### GIVEN TASK
In the tax appeal excerpt below, on what date was judgment given on the taxpayer's appeal?

### SOURCE TEXT
===============

The taxpayer's appeal was heard by that Court and judgment was given on 1 November 1977, allowing the appeal and awarding the appellant his costs. The Commissioner lodged a notice of appeal to this court contending, in substance, that the trial judge was in error in holding that there had been an effective assignment by the taxpayer to his wife of any part of his beneficial interest in partnership income.
The question thus to be determined on this appeal is whether the consequence of the assignment is that what would otherwise have constituted part of the taxpayer's professional earnings no longer formed part of his assessable income but comprised assessable income derived by his wife. Essentially the resolution of the question depends upon the construction of the deed of assignment. Neither here nor in the court below did the Commissioner contend that the transaction was a sham or illegal, nor was it suggested that it was void by virtue of the application of sec. 260 of the Income Tax Assessment Act 1936 (hereinafter called ``the Act'').

===============

### LISTING
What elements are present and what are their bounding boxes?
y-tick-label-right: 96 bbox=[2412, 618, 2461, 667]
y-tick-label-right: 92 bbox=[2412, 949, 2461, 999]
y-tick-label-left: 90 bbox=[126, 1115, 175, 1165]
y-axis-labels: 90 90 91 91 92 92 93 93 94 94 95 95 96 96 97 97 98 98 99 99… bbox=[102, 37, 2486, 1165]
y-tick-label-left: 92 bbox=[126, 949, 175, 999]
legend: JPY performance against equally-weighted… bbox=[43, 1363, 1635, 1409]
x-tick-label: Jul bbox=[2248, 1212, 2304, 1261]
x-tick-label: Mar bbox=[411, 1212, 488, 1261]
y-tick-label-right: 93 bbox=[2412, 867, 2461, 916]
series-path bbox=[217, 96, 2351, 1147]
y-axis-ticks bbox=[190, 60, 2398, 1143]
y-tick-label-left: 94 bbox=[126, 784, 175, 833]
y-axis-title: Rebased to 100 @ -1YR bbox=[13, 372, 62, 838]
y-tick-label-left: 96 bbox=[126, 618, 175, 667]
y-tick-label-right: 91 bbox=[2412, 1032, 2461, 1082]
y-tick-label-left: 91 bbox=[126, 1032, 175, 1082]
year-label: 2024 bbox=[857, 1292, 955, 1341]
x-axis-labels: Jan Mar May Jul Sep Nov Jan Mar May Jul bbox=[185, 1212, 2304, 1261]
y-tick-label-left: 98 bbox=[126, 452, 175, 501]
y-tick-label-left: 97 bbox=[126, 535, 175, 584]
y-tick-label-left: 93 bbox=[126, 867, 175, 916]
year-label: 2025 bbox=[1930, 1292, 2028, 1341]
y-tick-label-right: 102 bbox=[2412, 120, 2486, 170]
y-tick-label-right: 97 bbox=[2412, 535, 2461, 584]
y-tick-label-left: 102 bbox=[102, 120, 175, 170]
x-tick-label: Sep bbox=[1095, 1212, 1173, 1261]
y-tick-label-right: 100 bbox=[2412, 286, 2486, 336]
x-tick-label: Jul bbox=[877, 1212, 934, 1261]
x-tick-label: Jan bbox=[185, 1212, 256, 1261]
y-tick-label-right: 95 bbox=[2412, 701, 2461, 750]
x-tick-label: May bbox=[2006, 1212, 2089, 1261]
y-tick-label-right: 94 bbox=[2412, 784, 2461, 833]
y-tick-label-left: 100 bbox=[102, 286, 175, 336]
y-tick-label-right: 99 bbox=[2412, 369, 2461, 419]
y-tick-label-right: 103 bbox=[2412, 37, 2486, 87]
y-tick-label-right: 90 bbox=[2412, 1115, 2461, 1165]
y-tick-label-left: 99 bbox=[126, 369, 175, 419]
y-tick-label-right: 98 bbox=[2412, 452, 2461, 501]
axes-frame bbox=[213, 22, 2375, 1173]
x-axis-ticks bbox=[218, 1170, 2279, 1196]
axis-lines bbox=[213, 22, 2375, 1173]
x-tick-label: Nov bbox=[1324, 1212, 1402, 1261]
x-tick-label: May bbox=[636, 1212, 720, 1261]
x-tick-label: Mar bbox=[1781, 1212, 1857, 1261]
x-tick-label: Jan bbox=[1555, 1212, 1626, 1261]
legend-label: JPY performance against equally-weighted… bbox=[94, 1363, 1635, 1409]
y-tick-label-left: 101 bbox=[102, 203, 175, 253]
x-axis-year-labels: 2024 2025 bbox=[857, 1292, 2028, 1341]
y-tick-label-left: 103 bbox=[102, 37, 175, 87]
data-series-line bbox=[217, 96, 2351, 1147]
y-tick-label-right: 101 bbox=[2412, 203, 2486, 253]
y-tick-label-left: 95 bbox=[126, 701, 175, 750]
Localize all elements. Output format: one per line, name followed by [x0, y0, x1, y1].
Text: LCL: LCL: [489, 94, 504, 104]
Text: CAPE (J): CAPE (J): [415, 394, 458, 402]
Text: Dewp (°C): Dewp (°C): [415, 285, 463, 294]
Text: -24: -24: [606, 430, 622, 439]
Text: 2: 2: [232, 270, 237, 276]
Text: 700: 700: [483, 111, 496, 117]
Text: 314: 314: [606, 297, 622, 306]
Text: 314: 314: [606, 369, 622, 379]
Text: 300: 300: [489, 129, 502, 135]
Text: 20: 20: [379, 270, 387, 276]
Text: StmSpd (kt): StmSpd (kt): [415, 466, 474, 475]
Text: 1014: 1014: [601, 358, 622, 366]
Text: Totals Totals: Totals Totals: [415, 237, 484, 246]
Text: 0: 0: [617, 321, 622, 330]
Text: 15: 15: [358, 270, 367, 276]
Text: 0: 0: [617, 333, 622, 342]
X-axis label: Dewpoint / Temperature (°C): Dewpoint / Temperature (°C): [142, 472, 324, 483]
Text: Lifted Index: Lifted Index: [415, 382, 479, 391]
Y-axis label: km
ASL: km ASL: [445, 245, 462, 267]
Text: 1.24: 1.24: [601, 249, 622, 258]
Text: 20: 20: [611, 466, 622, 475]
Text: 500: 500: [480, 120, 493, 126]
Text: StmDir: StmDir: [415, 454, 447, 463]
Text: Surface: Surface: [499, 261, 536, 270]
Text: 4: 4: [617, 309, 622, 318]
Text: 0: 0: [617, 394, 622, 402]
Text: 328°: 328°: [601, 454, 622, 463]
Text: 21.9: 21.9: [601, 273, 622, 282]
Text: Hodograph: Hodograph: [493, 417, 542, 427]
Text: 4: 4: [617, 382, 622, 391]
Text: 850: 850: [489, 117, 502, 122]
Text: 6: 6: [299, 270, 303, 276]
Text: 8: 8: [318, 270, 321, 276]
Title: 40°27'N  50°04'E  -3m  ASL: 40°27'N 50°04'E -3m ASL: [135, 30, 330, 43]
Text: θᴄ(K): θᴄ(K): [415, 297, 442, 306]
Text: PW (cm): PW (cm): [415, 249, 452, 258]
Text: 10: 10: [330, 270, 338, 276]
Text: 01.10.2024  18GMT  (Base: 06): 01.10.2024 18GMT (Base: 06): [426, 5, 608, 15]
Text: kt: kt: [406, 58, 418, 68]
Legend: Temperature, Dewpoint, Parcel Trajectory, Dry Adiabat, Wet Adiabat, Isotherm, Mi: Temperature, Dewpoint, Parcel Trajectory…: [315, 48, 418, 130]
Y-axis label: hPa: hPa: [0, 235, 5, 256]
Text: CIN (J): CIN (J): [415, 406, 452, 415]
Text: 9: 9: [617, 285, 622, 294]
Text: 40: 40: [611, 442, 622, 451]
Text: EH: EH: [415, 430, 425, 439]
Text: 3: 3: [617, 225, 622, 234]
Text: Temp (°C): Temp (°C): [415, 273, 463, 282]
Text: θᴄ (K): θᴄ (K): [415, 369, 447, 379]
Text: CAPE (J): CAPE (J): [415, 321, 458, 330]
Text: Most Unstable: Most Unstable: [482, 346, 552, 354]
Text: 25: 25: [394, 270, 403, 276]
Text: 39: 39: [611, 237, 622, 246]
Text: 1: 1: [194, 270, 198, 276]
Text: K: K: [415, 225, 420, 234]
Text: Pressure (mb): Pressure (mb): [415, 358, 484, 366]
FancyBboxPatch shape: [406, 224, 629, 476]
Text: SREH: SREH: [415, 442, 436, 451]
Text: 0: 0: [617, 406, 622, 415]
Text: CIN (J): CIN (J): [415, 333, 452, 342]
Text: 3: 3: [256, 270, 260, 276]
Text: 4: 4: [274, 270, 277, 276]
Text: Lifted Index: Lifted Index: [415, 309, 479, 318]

===============

### EXERCISE ANSWER
1 November 1977